◆ **Task directions**
In the material below, find all lines with the string "Info" and copy them.

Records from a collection
────────────────────────────────────────
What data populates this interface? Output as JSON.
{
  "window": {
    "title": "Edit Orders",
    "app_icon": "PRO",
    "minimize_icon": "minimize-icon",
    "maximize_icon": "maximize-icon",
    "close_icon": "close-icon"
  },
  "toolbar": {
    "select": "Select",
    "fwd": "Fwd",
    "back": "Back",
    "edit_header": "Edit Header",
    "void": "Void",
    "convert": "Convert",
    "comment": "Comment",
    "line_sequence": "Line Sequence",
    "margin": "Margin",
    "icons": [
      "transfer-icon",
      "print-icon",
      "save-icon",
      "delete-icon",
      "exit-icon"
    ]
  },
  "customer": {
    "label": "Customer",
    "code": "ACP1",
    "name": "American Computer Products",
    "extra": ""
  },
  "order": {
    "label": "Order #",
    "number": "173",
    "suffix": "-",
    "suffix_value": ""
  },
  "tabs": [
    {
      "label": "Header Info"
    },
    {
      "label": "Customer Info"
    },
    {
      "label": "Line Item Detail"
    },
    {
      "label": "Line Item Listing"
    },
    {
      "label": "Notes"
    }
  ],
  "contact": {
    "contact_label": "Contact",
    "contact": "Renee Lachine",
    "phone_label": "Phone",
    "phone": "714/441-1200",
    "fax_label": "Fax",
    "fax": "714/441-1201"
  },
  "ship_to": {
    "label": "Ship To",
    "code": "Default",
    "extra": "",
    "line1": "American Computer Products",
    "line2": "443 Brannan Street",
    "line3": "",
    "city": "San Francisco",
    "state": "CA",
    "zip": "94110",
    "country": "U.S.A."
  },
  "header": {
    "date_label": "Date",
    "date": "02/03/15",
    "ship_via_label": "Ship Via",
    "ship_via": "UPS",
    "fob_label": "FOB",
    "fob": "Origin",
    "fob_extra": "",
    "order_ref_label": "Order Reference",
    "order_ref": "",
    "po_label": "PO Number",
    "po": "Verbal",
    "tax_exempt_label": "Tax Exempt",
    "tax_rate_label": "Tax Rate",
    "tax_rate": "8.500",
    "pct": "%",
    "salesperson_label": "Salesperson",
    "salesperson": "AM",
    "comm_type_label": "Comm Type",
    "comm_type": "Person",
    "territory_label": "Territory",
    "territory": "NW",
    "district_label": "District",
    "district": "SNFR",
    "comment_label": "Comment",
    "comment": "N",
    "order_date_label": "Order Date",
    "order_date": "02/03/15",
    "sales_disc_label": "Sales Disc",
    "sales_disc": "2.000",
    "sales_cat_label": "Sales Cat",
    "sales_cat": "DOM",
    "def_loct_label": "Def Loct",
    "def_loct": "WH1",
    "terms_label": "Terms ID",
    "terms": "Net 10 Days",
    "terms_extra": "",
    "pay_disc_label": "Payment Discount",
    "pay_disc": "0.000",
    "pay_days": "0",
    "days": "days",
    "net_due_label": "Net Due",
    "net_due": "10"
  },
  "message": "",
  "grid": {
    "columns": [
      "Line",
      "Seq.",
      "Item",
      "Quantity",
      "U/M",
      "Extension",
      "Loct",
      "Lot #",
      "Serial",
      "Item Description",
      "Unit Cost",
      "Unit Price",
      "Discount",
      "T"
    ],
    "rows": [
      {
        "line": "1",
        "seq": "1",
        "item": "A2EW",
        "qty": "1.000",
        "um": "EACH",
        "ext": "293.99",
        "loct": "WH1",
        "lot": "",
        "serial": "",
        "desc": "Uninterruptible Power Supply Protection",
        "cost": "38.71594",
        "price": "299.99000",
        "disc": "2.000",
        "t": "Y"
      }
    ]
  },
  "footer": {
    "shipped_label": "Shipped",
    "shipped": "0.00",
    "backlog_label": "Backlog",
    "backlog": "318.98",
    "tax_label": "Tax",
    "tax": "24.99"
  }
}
────────────────────────────────────────
◆ **Task answer**
      "label": "Header Info"
      "label": "Customer Info"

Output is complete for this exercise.